Extracted records:
---
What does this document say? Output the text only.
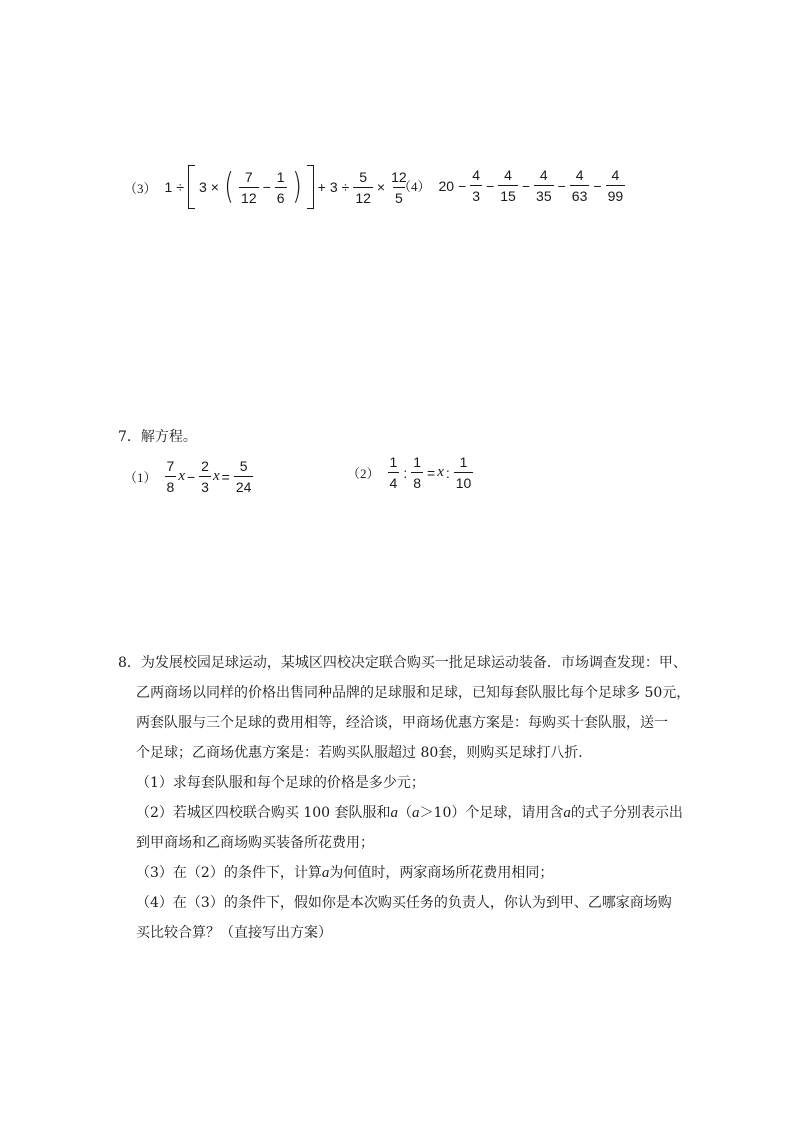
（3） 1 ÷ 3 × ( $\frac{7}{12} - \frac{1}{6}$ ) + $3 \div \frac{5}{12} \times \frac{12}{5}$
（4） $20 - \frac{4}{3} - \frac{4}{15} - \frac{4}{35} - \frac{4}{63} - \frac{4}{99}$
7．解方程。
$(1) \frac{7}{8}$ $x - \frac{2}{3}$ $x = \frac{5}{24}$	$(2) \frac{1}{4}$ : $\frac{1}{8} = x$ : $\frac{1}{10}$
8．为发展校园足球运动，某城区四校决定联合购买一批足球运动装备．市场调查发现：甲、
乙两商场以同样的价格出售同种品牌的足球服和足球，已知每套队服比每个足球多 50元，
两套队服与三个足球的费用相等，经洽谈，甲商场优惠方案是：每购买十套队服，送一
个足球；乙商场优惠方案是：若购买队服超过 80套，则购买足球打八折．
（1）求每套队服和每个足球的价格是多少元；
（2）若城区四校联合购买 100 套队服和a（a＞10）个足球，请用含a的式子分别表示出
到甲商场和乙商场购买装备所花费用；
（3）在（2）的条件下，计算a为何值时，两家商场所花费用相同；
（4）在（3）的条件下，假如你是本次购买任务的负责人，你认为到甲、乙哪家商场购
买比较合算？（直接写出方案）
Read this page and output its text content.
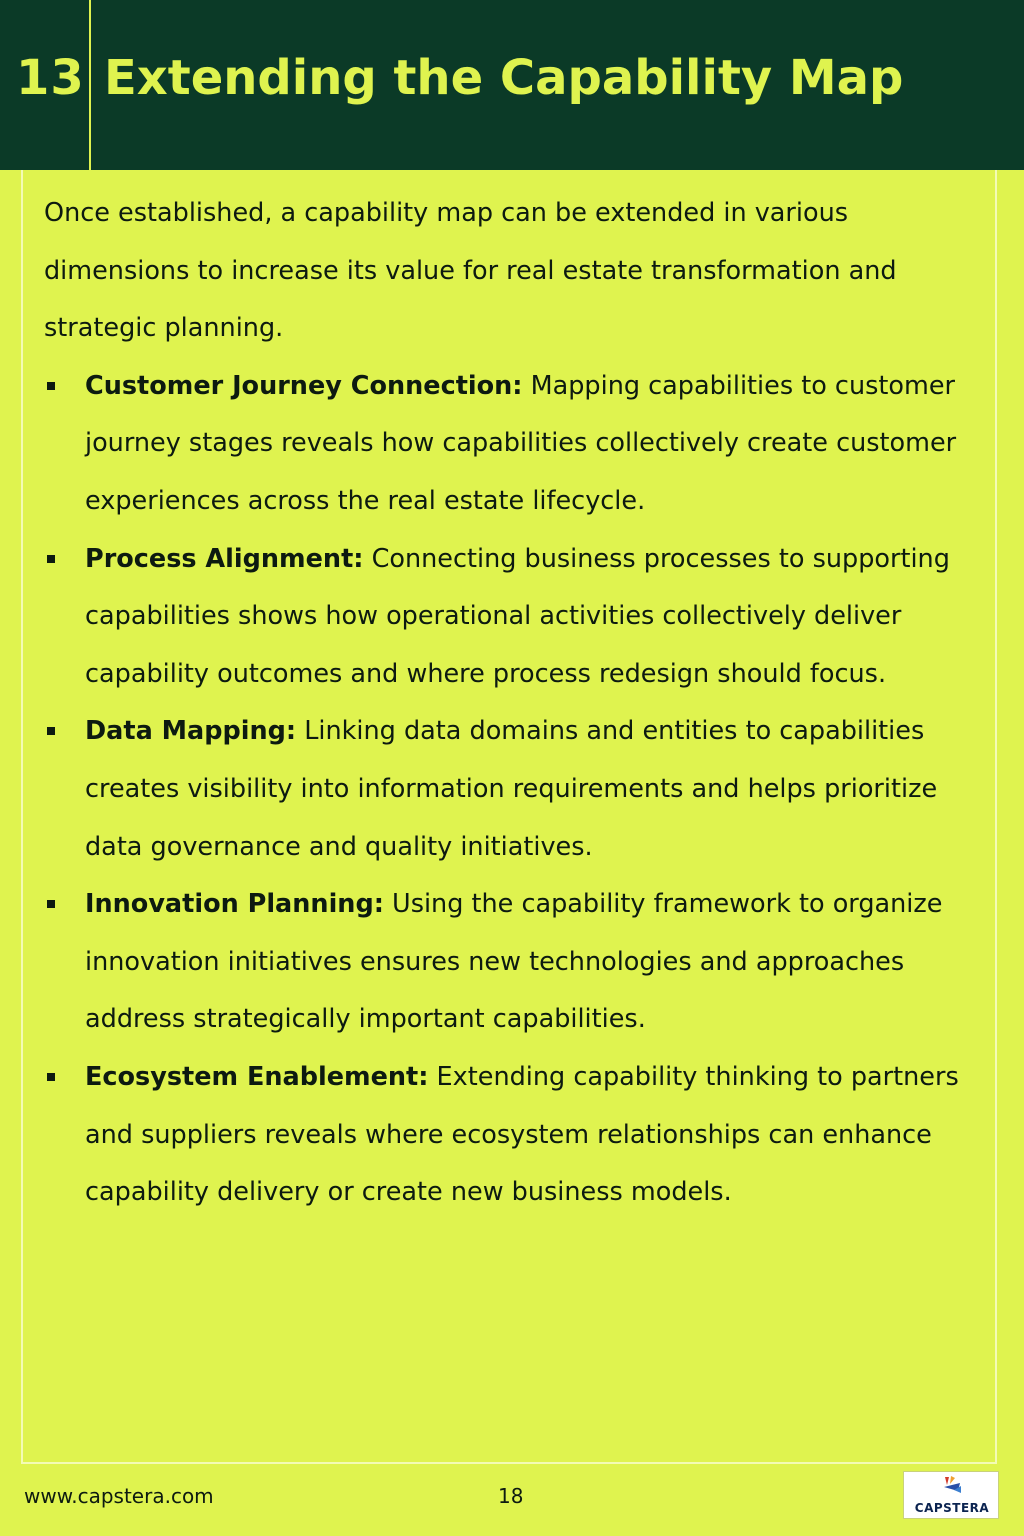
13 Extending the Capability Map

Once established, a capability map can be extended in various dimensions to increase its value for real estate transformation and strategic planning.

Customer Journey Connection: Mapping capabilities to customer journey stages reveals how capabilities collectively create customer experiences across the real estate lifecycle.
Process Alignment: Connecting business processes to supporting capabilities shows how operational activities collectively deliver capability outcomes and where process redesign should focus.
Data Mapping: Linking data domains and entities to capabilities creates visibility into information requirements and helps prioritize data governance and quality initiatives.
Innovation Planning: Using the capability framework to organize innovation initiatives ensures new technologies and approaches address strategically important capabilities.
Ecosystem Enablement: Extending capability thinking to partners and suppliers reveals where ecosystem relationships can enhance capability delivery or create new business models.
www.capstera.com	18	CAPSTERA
---
TASK OBJECTIVE: Make an exact copy of the data, leaving its pictures out.

EXERCISE SOLUTION:
What does this document say? Output the text only.
（3） 1 ÷ 3 × ( $\frac{7}{12} - \frac{1}{6}$ ) + $3 \div \frac{5}{12} \times \frac{12}{5}$
（4） $20 - \frac{4}{3} - \frac{4}{15} - \frac{4}{35} - \frac{4}{63} - \frac{4}{99}$
7．解方程。
$(1) \frac{7}{8}$ $x - \frac{2}{3}$ $x = \frac{5}{24}$	$(2) \frac{1}{4}$ : $\frac{1}{8} = x$ : $\frac{1}{10}$
8．为发展校园足球运动，某城区四校决定联合购买一批足球运动装备．市场调查发现：甲、
乙两商场以同样的价格出售同种品牌的足球服和足球，已知每套队服比每个足球多 50元，
两套队服与三个足球的费用相等，经洽谈，甲商场优惠方案是：每购买十套队服，送一
个足球；乙商场优惠方案是：若购买队服超过 80套，则购买足球打八折．
（1）求每套队服和每个足球的价格是多少元；
（2）若城区四校联合购买 100 套队服和a（a＞10）个足球，请用含a的式子分别表示出
到甲商场和乙商场购买装备所花费用；
（3）在（2）的条件下，计算a为何值时，两家商场所花费用相同；
（4）在（3）的条件下，假如你是本次购买任务的负责人，你认为到甲、乙哪家商场购
买比较合算？（直接写出方案）
Read this page and output its text content.
13 Extending the Capability Map

Once established, a capability map can be extended in various dimensions to increase its value for real estate transformation and strategic planning.

Customer Journey Connection: Mapping capabilities to customer journey stages reveals how capabilities collectively create customer experiences across the real estate lifecycle.
Process Alignment: Connecting business processes to supporting capabilities shows how operational activities collectively deliver capability outcomes and where process redesign should focus.
Data Mapping: Linking data domains and entities to capabilities creates visibility into information requirements and helps prioritize data governance and quality initiatives.
Innovation Planning: Using the capability framework to organize innovation initiatives ensures new technologies and approaches address strategically important capabilities.
Ecosystem Enablement: Extending capability thinking to partners and suppliers reveals where ecosystem relationships can enhance capability delivery or create new business models.
www.capstera.com	18	CAPSTERA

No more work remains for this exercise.